Vorliegender Textauszug:
┄┄┄┄┄┄
Rüther bleibt Chef der Provinzial Nordwest



Münster (be) - Ulrich Rüther (44) bleibt Vorstandsvorsitzender der Provinzial Nordwest. Die Eigentümer des Regionalversicherers – der Sparkassenverband und der Landschaftsverband Westfalen Lippe – haben dem 44-Jährigen in einer Aufsichtsratssitzung am Abend in Münster ihr Vertrauen ausgesprochen.

Ulrich Rüther bleibt Vorstandschef der Westfälischen Provinzial Versicherung in Münster.

Der Manager soll die Versicherung in die anstehenden Fusionsverhandlungen mit der Provinzial Rheinland führen. Zwei unabhängige Gutachten belegten die Gesundheit des 44-Jährigen, teilten die Eigentümer nach der Sitzung mit.

Rüther hatte sich am 5. Dezember mit einem Schraubendreher selbst in die Brust gestochen und anschließend behauptet, er sei von einem Mann angegriffen worden. Eine Woche später widerrief er seine Aussage. Der Fall hatte bundesweit für Aufsehen gesorgt. Begründet hatte Rüther den Vorfall gegenüber Polizei und Staatsanwaltschaft mit den enormen Auswirkungen, die die Turbulenzen bei der Provinzial Nordwest auf seine Familie hätten. Medien hatten zuvor über Interesse der Allianz an dem Regionalversicherer berichtet.

Die Staatsanwaltschaft Münster ermittelt gegen Rüther wegen Vortäuschung einer Straftat. Das Verfahren soll gegen Zahlung einer Geldbuße eingestellt werden. „Der Antrag dafür liegt beim Amtsgericht“, sagte Oberstaatswalt Heribert Beck. Rüther war seit Mitte Dezember krank geschrieben und am Montag an den Schreibtisch zurückgekehrt.
┄┄┄┄┄┄
Bereitgestelltes Material:
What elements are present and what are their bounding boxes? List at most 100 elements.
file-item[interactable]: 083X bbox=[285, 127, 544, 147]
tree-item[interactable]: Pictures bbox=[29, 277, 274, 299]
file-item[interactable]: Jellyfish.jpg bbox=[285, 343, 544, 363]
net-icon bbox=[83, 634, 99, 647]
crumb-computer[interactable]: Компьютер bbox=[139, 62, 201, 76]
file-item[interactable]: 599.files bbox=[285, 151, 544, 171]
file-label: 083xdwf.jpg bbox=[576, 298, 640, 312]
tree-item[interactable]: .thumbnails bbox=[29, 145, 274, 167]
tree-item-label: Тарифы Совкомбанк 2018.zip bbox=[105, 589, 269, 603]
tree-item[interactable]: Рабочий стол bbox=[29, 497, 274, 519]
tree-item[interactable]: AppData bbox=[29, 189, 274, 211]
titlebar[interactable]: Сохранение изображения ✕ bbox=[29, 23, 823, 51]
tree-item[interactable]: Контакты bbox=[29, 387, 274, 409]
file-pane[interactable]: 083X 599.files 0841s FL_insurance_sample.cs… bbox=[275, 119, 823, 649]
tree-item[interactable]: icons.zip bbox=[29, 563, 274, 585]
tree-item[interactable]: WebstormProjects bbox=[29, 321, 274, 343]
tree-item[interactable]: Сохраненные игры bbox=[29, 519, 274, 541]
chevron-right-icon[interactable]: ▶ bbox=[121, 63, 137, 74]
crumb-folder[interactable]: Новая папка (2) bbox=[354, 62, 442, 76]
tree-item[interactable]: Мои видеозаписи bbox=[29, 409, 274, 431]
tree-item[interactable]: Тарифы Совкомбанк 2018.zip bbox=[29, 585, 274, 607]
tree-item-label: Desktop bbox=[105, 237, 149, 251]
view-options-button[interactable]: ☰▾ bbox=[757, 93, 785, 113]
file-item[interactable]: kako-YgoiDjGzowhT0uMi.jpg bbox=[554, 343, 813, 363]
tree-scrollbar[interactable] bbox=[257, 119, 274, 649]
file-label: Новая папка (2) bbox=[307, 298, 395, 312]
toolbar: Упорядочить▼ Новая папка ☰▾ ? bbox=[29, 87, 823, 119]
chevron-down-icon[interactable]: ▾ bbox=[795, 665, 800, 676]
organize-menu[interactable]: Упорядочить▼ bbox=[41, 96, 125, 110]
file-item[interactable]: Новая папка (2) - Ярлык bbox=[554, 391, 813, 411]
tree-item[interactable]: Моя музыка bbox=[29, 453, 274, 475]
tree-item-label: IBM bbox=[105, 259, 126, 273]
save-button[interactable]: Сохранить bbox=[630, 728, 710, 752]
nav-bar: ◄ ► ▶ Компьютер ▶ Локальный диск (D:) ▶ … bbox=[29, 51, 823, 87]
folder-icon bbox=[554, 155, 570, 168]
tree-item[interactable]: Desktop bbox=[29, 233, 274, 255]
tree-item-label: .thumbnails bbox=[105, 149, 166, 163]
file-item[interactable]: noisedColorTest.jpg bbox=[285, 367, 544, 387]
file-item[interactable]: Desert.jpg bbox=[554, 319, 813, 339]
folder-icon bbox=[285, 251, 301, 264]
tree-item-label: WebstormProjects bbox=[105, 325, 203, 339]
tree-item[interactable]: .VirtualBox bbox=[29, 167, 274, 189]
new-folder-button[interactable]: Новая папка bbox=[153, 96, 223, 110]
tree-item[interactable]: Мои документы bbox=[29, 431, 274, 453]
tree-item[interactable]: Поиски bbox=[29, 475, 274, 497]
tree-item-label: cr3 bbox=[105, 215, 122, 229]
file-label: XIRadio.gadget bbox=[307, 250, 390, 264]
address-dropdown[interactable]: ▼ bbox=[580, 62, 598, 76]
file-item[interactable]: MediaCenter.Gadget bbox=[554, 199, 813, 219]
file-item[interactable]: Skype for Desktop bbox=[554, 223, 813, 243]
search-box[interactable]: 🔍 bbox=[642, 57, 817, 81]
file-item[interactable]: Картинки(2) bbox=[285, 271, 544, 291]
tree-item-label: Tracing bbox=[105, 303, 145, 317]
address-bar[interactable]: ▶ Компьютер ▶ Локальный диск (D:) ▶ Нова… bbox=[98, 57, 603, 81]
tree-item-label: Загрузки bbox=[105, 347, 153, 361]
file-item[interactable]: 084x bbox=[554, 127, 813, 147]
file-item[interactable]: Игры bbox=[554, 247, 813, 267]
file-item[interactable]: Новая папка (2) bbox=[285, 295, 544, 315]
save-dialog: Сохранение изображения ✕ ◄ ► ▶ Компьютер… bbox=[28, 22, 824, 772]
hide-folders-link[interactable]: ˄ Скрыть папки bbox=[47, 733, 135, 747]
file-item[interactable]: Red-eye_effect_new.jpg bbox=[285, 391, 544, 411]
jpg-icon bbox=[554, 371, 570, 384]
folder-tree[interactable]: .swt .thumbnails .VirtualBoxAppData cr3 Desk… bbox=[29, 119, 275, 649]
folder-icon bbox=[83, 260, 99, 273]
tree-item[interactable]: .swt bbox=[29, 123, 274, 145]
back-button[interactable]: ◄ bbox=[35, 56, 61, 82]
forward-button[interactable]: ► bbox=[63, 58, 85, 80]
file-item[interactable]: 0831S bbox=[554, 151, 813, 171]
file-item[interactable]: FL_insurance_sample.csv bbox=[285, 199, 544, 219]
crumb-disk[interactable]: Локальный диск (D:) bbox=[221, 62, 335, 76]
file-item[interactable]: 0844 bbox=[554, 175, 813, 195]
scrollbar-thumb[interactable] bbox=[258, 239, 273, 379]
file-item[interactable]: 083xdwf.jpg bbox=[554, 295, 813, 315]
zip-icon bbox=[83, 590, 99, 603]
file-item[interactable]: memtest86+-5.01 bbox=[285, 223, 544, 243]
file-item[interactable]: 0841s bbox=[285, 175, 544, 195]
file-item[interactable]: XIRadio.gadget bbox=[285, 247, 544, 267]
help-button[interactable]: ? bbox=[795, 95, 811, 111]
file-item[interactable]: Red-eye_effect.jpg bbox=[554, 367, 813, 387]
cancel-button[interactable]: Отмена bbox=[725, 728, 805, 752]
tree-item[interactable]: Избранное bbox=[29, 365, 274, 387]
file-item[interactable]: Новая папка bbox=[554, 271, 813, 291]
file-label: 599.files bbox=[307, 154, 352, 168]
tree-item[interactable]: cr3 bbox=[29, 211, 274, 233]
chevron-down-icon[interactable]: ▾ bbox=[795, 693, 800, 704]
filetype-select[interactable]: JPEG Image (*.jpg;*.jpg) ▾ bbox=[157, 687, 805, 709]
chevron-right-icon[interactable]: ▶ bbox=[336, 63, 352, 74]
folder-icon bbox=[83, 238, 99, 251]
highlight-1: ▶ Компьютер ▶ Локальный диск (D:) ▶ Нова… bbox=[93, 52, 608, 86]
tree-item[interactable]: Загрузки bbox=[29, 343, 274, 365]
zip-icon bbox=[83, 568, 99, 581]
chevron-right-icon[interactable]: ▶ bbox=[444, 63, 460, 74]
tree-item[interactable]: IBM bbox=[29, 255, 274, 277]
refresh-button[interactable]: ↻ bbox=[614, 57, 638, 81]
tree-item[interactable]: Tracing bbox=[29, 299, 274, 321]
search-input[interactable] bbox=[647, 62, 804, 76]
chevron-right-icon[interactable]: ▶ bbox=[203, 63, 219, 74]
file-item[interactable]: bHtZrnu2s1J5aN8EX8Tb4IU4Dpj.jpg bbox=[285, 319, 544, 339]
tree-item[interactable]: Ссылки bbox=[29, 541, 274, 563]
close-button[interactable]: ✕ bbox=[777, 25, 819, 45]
┄┄┄┄┄┄
Was zu tun ist: Zitieren Sie aus dem Bericht über Ulrich Rüther wörtlich die Passage, die mit „Rüther bleibt Chef“ beginnt und sich bis einschließlich „der Sitzung mit.“ fortsetzt.

Ergebnis der Übung:
Rüther bleibt Chef der Provinzial Nordwest



Münster (be) - Ulrich Rüther (44) bleibt Vorstandsvorsitzender der Provinzial Nordwest. Die Eigentümer des Regionalversicherers – der Sparkassenverband und der Landschaftsverband Westfalen Lippe – haben dem 44-Jährigen in einer Aufsichtsratssitzung am Abend in Münster ihr Vertrauen ausgesprochen.

Ulrich Rüther bleibt Vorstandschef der Westfälischen Provinzial Versicherung in Münster.

Der Manager soll die Versicherung in die anstehenden Fusionsverhandlungen mit der Provinzial Rheinland führen. Zwei unabhängige Gutachten belegten die Gesundheit des 44-Jährigen, teilten die Eigentümer nach der Sitzung mit.